__To be done__
Pictures aside, quote the whole listing exactly.

__Information supplied__

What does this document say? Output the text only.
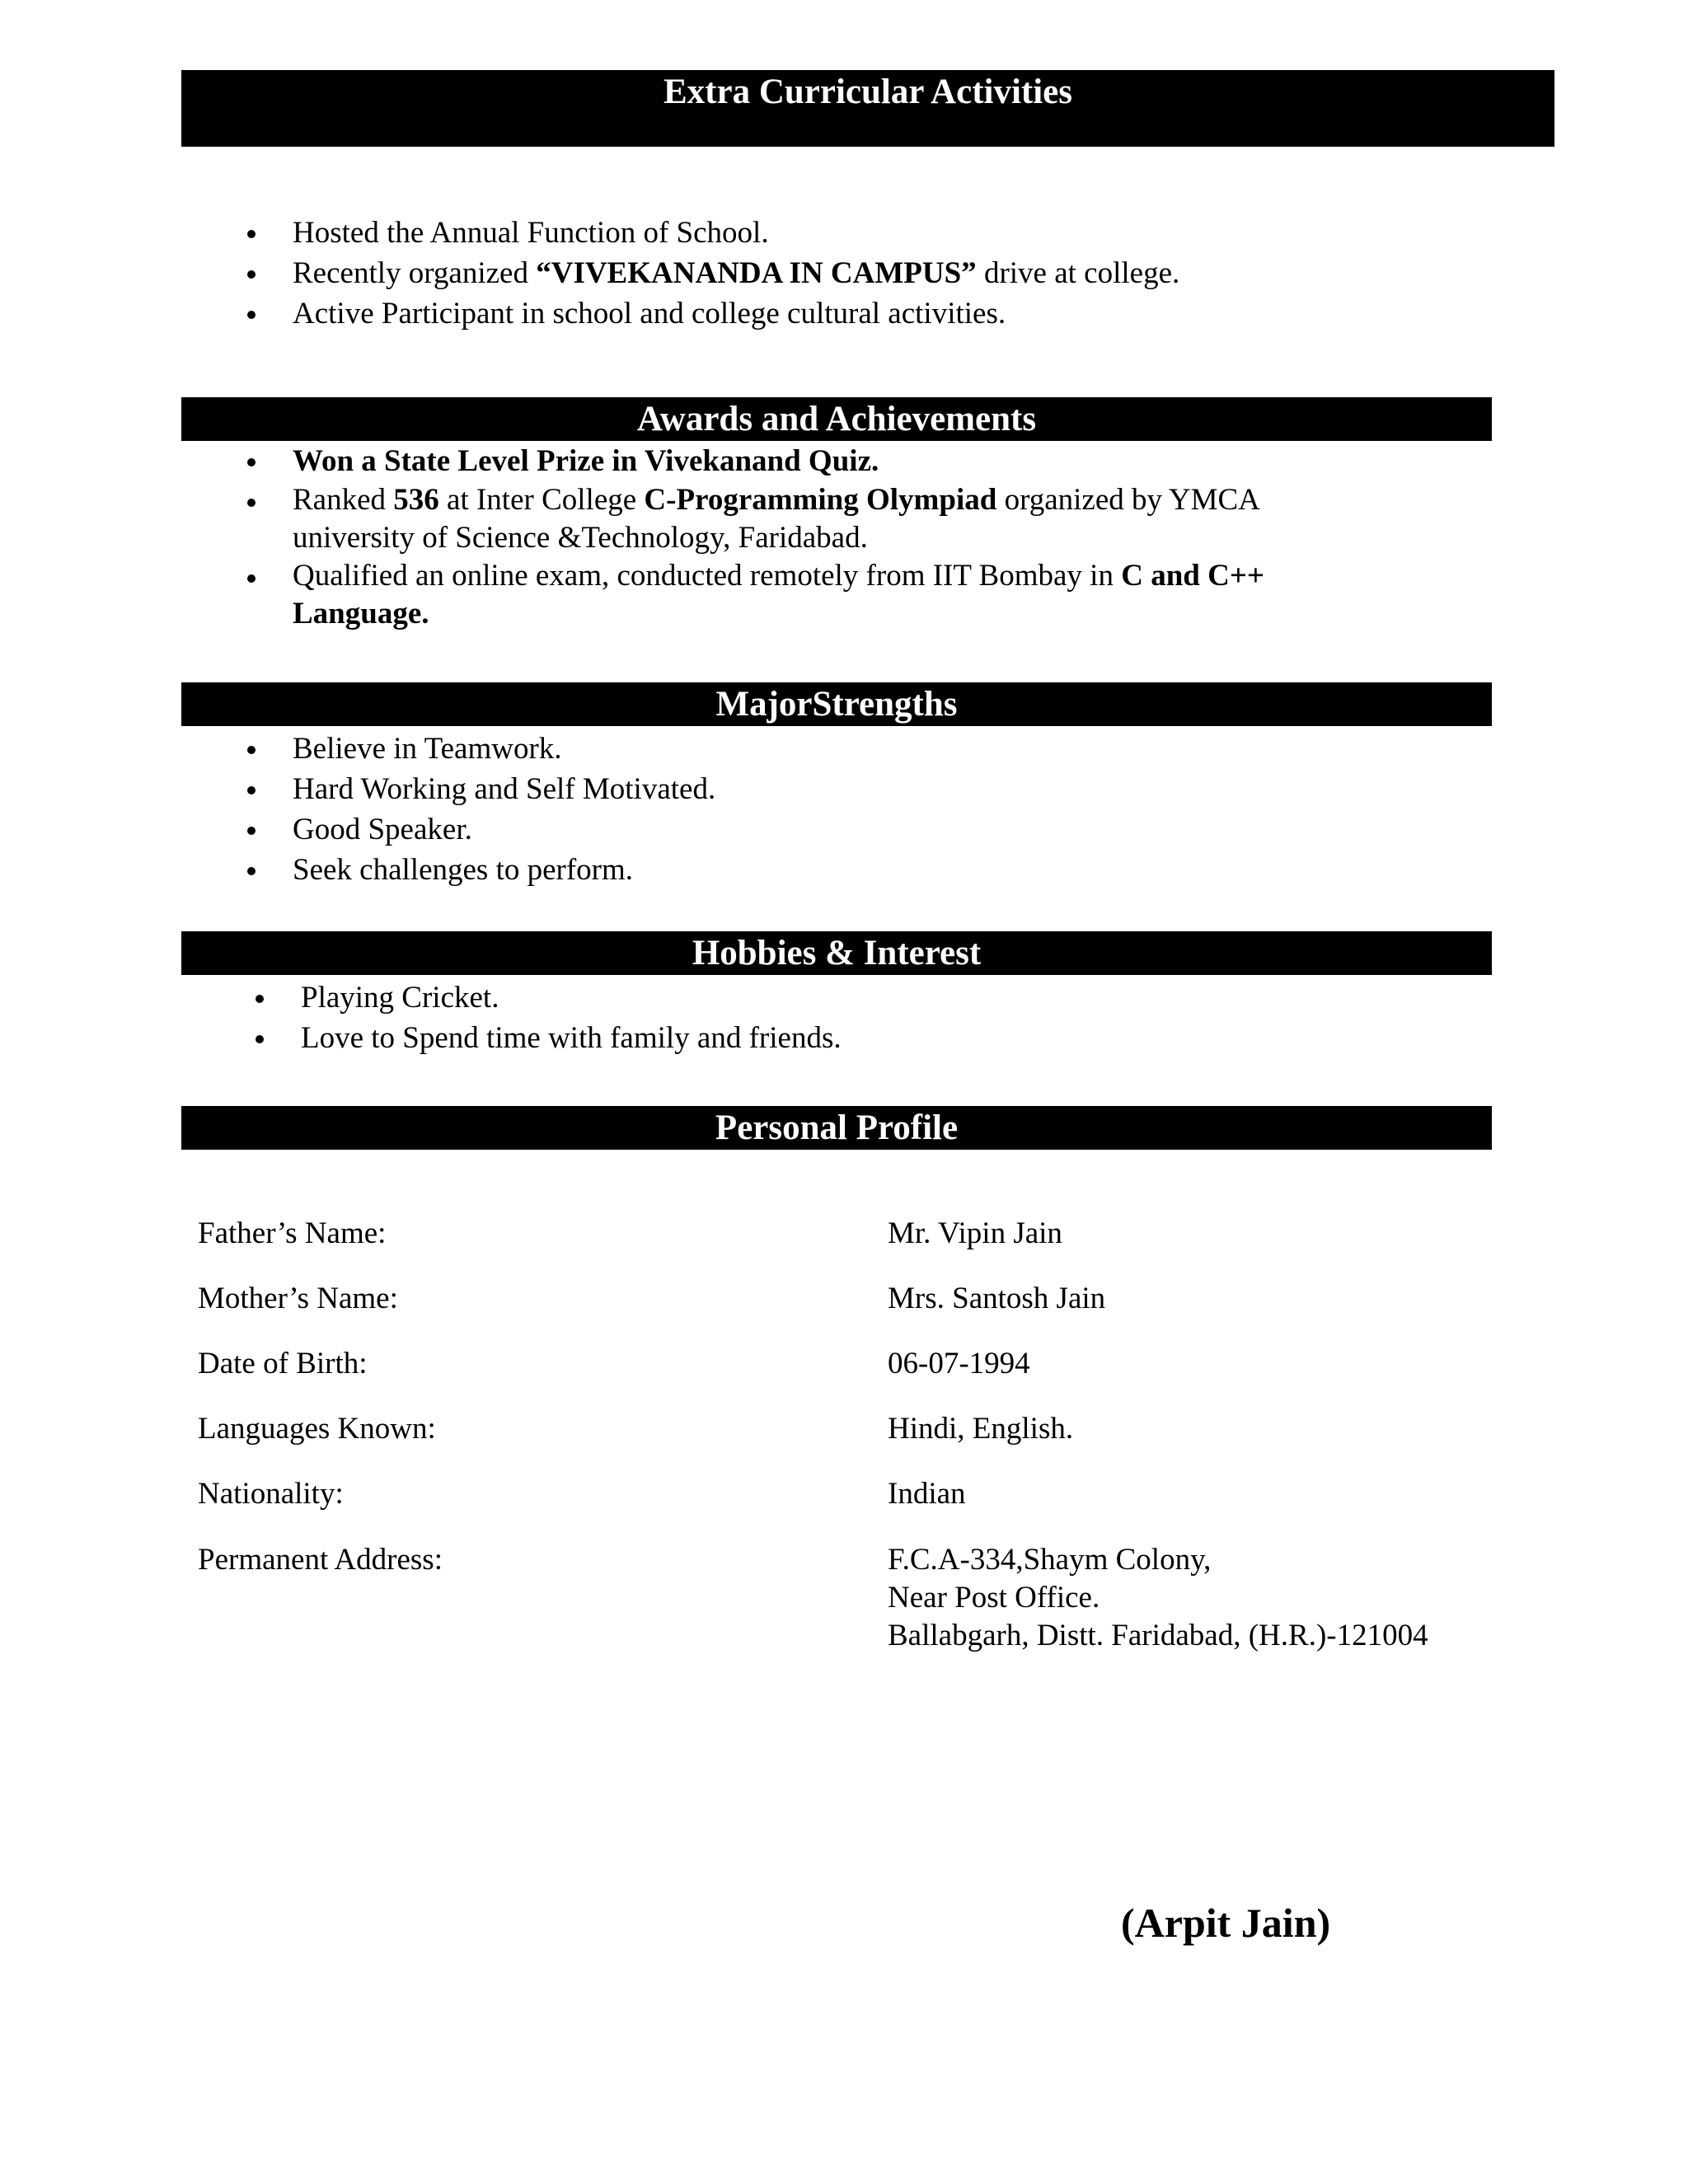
Extra Curricular Activities
Hosted the Annual Function of School.
Recently organized “VIVEKANANDA IN CAMPUS” drive at college.
Active Participant in school and college cultural activities.
Awards and Achievements
Won a State Level Prize in Vivekanand Quiz.
Ranked 536 at Inter College C-Programming Olympiad organized by YMCA university of Science &Technology, Faridabad.
Qualified an online exam, conducted remotely from IIT Bombay in C and C++ Language.
MajorStrengths
Believe in Teamwork.
Hard Working and Self Motivated.
Good Speaker.
Seek challenges to perform.
Hobbies & Interest
Playing Cricket.
Love to Spend time with family and friends.
Personal Profile
Father’s Name:	Mr. Vipin Jain
Mother’s Name:	Mrs. Santosh Jain
Date of Birth:	06-07-1994
Languages Known:	Hindi, English.
Nationality:	Indian
Permanent Address:	F.C.A-334,Shaym Colony,
Near Post Office.
Ballabgarh, Distt. Faridabad, (H.R.)-121004
(Arpit Jain)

__Result__
What does this document say? Output the text only.
Extra Curricular Activities
Hosted the Annual Function of School.
Recently organized “VIVEKANANDA IN CAMPUS” drive at college.
Active Participant in school and college cultural activities.
Awards and Achievements
Won a State Level Prize in Vivekanand Quiz.
Ranked 536 at Inter College C-Programming Olympiad organized by YMCA university of Science &Technology, Faridabad.
Qualified an online exam, conducted remotely from IIT Bombay in C and C++ Language.
MajorStrengths
Believe in Teamwork.
Hard Working and Self Motivated.
Good Speaker.
Seek challenges to perform.
Hobbies & Interest
Playing Cricket.
Love to Spend time with family and friends.
Personal Profile
Father’s Name:	Mr. Vipin Jain
Mother’s Name:	Mrs. Santosh Jain
Date of Birth:	06-07-1994
Languages Known:	Hindi, English.
Nationality:	Indian
Permanent Address:	F.C.A-334,Shaym Colony,
Near Post Office.
Ballabgarh, Distt. Faridabad, (H.R.)-121004
(Arpit Jain)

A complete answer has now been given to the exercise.